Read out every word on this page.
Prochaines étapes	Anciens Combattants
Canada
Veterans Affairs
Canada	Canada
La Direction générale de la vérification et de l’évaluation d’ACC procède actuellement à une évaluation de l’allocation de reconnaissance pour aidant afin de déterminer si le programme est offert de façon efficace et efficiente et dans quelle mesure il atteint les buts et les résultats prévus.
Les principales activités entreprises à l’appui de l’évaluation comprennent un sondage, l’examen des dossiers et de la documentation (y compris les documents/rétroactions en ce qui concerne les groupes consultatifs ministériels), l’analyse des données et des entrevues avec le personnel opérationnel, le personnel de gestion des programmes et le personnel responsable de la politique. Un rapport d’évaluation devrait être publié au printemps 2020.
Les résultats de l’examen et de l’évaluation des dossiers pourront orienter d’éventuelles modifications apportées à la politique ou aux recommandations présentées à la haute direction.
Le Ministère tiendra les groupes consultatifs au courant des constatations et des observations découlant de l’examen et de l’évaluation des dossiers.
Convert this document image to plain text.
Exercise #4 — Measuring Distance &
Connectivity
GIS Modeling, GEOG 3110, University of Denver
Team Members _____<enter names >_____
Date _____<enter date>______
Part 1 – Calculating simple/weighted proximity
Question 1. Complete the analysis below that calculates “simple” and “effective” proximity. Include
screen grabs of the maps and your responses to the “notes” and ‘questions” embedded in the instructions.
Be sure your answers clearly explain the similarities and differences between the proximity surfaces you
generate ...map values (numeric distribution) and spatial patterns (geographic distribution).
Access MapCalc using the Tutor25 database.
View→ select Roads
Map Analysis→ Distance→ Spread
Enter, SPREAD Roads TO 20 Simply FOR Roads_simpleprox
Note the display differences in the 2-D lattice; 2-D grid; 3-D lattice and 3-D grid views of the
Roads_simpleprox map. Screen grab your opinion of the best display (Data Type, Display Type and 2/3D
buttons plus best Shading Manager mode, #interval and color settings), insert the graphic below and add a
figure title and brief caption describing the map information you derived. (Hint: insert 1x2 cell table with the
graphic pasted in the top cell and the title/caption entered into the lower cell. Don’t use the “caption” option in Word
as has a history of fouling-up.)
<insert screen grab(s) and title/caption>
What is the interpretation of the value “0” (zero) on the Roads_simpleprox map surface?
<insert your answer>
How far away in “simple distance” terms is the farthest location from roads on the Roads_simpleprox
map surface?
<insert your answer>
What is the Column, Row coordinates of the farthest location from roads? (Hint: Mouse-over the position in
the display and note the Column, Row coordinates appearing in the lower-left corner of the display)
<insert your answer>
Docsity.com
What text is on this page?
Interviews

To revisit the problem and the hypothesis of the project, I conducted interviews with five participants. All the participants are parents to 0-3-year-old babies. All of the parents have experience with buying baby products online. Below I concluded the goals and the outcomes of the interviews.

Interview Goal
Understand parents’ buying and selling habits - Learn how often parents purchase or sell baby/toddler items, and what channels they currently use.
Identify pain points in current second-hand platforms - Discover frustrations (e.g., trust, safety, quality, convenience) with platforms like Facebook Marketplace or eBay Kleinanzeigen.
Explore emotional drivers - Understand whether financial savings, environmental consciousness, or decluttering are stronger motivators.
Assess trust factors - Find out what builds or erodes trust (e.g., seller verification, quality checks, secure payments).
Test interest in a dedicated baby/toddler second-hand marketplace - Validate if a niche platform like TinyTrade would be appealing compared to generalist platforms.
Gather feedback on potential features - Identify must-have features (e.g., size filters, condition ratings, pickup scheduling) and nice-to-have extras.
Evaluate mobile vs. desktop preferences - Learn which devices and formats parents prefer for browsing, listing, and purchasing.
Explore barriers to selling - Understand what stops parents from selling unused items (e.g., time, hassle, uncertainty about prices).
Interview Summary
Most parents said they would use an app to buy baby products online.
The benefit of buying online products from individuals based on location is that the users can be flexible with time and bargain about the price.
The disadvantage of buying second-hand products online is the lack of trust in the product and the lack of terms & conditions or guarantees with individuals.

★ ★ ★ ★ ★

**What you need to do**:
Collect from the data above every line that includes "page".

**Right answer**:
Read out every word on this page.
What text is on this page?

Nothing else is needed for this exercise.